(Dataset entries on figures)
+++
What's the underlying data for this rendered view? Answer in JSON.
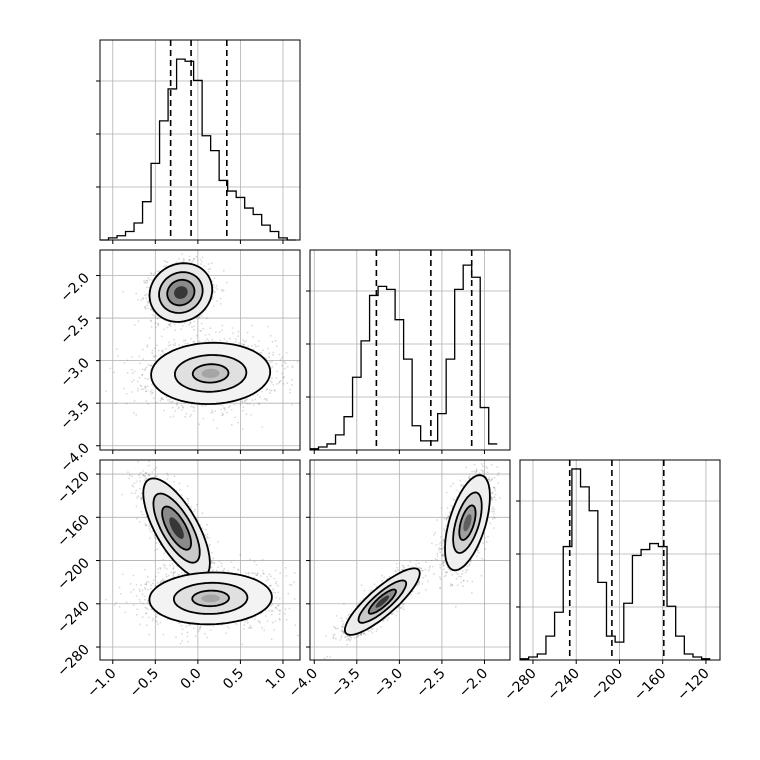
{
  "chart_data": {
    "type": "corner",
    "n_params": 3,
    "param_ranges": [
      [
        -1.15,
        1.2
      ],
      [
        -4.05,
        -1.7
      ],
      [
        -292,
        -107
      ]
    ],
    "ticks": [
      [
        -1.0,
        -0.5,
        0.0,
        0.5,
        1.0
      ],
      [
        -4.0,
        -3.5,
        -3.0,
        -2.5,
        -2.0
      ],
      [
        -280,
        -240,
        -200,
        -160,
        -120
      ]
    ],
    "tick_labels": [
      [
        "−1.0",
        "−0.5",
        "0.0",
        "0.5",
        "1.0"
      ],
      [
        "−4.0",
        "−3.5",
        "−3.0",
        "−2.5",
        "−2.0"
      ],
      [
        "−280",
        "−240",
        "−200",
        "−160",
        "−120"
      ]
    ],
    "histograms": [
      {
        "bin_edges": [
          -1.15,
          -1.05,
          -0.95,
          -0.85,
          -0.75,
          -0.65,
          -0.55,
          -0.45,
          -0.35,
          -0.25,
          -0.15,
          -0.05,
          0.05,
          0.15,
          0.25,
          0.35,
          0.45,
          0.55,
          0.65,
          0.75,
          0.85,
          0.95,
          1.05,
          1.15
        ],
        "counts": [
          0,
          5,
          10,
          20,
          40,
          90,
          180,
          280,
          355,
          425,
          420,
          375,
          245,
          210,
          140,
          115,
          100,
          75,
          60,
          35,
          20,
          5,
          0
        ],
        "quantiles": [
          -0.32,
          -0.08,
          0.34
        ],
        "ymax": 470
      },
      {
        "bin_edges": [
          -4.05,
          -3.95,
          -3.85,
          -3.75,
          -3.65,
          -3.55,
          -3.45,
          -3.35,
          -3.25,
          -3.15,
          -3.05,
          -2.95,
          -2.85,
          -2.75,
          -2.65,
          -2.55,
          -2.45,
          -2.35,
          -2.25,
          -2.15,
          -2.05,
          -1.95,
          -1.85
        ],
        "counts": [
          2,
          5,
          10,
          25,
          55,
          120,
          180,
          255,
          270,
          265,
          215,
          150,
          40,
          15,
          15,
          60,
          150,
          265,
          305,
          285,
          70,
          10
        ],
        "quantiles": [
          -3.27,
          -2.63,
          -2.15
        ],
        "ymax": 330
      },
      {
        "bin_edges": [
          -292,
          -284,
          -276,
          -268,
          -260,
          -252,
          -244,
          -236,
          -228,
          -220,
          -212,
          -204,
          -196,
          -188,
          -180,
          -172,
          -164,
          -156,
          -148,
          -140,
          -132,
          -124,
          -116
        ],
        "counts": [
          2,
          5,
          10,
          40,
          80,
          190,
          320,
          290,
          250,
          130,
          40,
          30,
          95,
          175,
          185,
          195,
          190,
          90,
          40,
          10,
          5,
          2
        ],
        "quantiles": [
          -246,
          -207,
          -159
        ],
        "ymax": 335
      }
    ],
    "scatter_panels": [
      {
        "row": 1,
        "col": 0,
        "clusters": [
          {
            "mean": [
              -0.2,
              -2.2
            ],
            "sd": [
              0.16,
              0.15
            ],
            "rho": 0.1,
            "weight": 0.5,
            "contour_levels": [
              1,
              1.6,
              2.3
            ],
            "density_peak": 1.0
          },
          {
            "mean": [
              0.15,
              -3.15
            ],
            "sd": [
              0.35,
              0.18
            ],
            "rho": 0.05,
            "weight": 0.5,
            "contour_levels": [
              0.6,
              1.2,
              2.0
            ],
            "density_peak": 0.45
          }
        ]
      },
      {
        "row": 2,
        "col": 0,
        "clusters": [
          {
            "mean": [
              -0.25,
              -170
            ],
            "sd": [
              0.17,
              20
            ],
            "rho": -0.7,
            "weight": 0.5,
            "contour_levels": [
              1,
              1.6,
              2.3
            ],
            "density_peak": 1.0
          },
          {
            "mean": [
              0.15,
              -235
            ],
            "sd": [
              0.36,
              12
            ],
            "rho": 0.05,
            "weight": 0.5,
            "contour_levels": [
              0.6,
              1.2,
              2.0
            ],
            "density_peak": 0.45
          }
        ]
      },
      {
        "row": 2,
        "col": 1,
        "clusters": [
          {
            "mean": [
              -3.2,
              -238
            ],
            "sd": [
              0.2,
              14
            ],
            "rho": 0.85,
            "weight": 0.5,
            "contour_levels": [
              0.8,
              1.4,
              2.2
            ],
            "density_peak": 1.0
          },
          {
            "mean": [
              -2.2,
              -165
            ],
            "sd": [
              0.12,
              20
            ],
            "rho": 0.55,
            "weight": 0.5,
            "contour_levels": [
              0.8,
              1.4,
              2.2
            ],
            "density_peak": 0.8
          }
        ]
      }
    ]
  }
}
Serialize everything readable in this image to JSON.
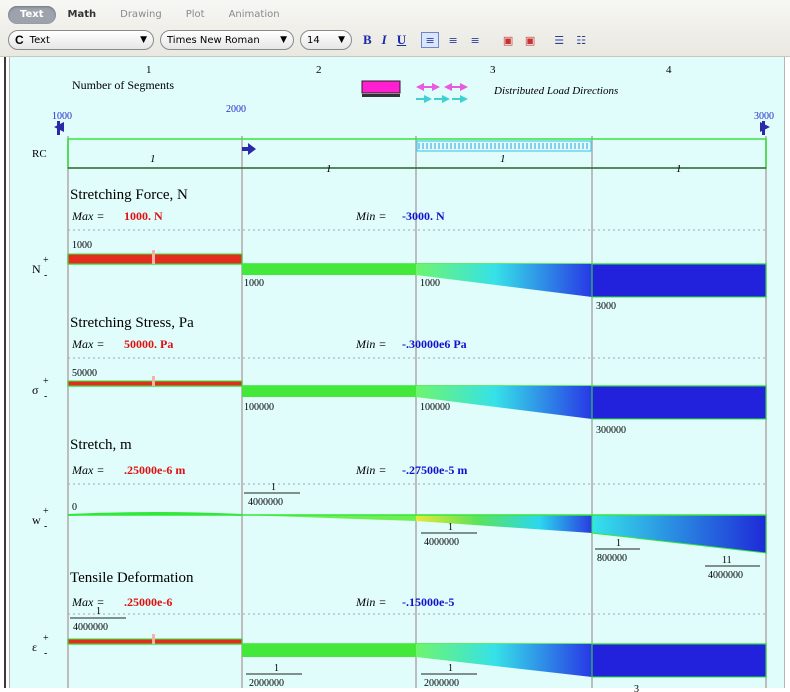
{
  "toolbar": {
    "tabs": [
      {
        "label": "Text"
      },
      {
        "label": "Math"
      },
      {
        "label": "Drawing"
      },
      {
        "label": "Plot"
      },
      {
        "label": "Animation"
      }
    ],
    "style_value": "Text",
    "style_cap": "C",
    "font_value": "Times New Roman",
    "size_value": "14",
    "bold": "B",
    "italic": "I",
    "underline": "U"
  },
  "header": {
    "segment_numbers": [
      "1",
      "2",
      "3",
      "4"
    ],
    "number_of_segments_label": "Number of Segments",
    "distributed_load_label": "Distributed Load Directions",
    "load_values": {
      "left": "1000",
      "mid": "2000",
      "right": "3000"
    },
    "rc_label": "RC",
    "segment_tags": [
      "1",
      "1",
      "1",
      "1"
    ]
  },
  "sections": [
    {
      "title": "Stretching Force, N",
      "max_label": "Max =",
      "max_value": "1000. N",
      "min_label": "Min =",
      "min_value": "-3000. N",
      "axis_symbol": "N",
      "plus": "+",
      "minus": "-",
      "values": [
        "1000",
        "1000",
        "1000",
        "3000"
      ]
    },
    {
      "title": "Stretching Stress, Pa",
      "max_label": "Max =",
      "max_value": "50000. Pa",
      "min_label": "Min =",
      "min_value": "-.30000e6 Pa",
      "axis_symbol": "σ",
      "plus": "+",
      "minus": "-",
      "values": [
        "50000",
        "100000",
        "100000",
        "300000"
      ]
    },
    {
      "title": "Stretch, m",
      "max_label": "Max =",
      "max_value": ".25000e-6 m",
      "min_label": "Min =",
      "min_value": "-.27500e-5 m",
      "axis_symbol": "w",
      "plus": "+",
      "minus": "-",
      "values": [
        "0"
      ],
      "fractions": [
        {
          "num": "1",
          "den": "4000000"
        },
        {
          "num": "1",
          "den": "4000000"
        },
        {
          "num": "1",
          "den": "800000"
        },
        {
          "num": "11",
          "den": "4000000"
        }
      ]
    },
    {
      "title": "Tensile Deformation",
      "max_label": "Max =",
      "max_value": ".25000e-6",
      "min_label": "Min =",
      "min_value": "-.15000e-5",
      "axis_symbol": "ε",
      "plus": "+",
      "minus": "-",
      "fractions": [
        {
          "num": "1",
          "den": "4000000"
        },
        {
          "num": "1",
          "den": "2000000"
        },
        {
          "num": "1",
          "den": "2000000"
        },
        {
          "num": "3",
          "den": ""
        }
      ]
    }
  ],
  "colors": {
    "positive": "#e52b1e",
    "negative_deep": "#1a1adc",
    "mid_green": "#2fe83a",
    "max_red": "#e01010",
    "min_blue": "#1010d0",
    "load_magenta": "#ff1fd0",
    "load_arrow": "#2a2aa8",
    "background": "#e0fcfb"
  }
}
+++
▸ Problem requirements
Copy all lines of the material above where the string "this" occurs.

▸ Finished task
What's the underlying data for this rendered view? Answer in JSON.
Serialize everything readable in this image to JSON.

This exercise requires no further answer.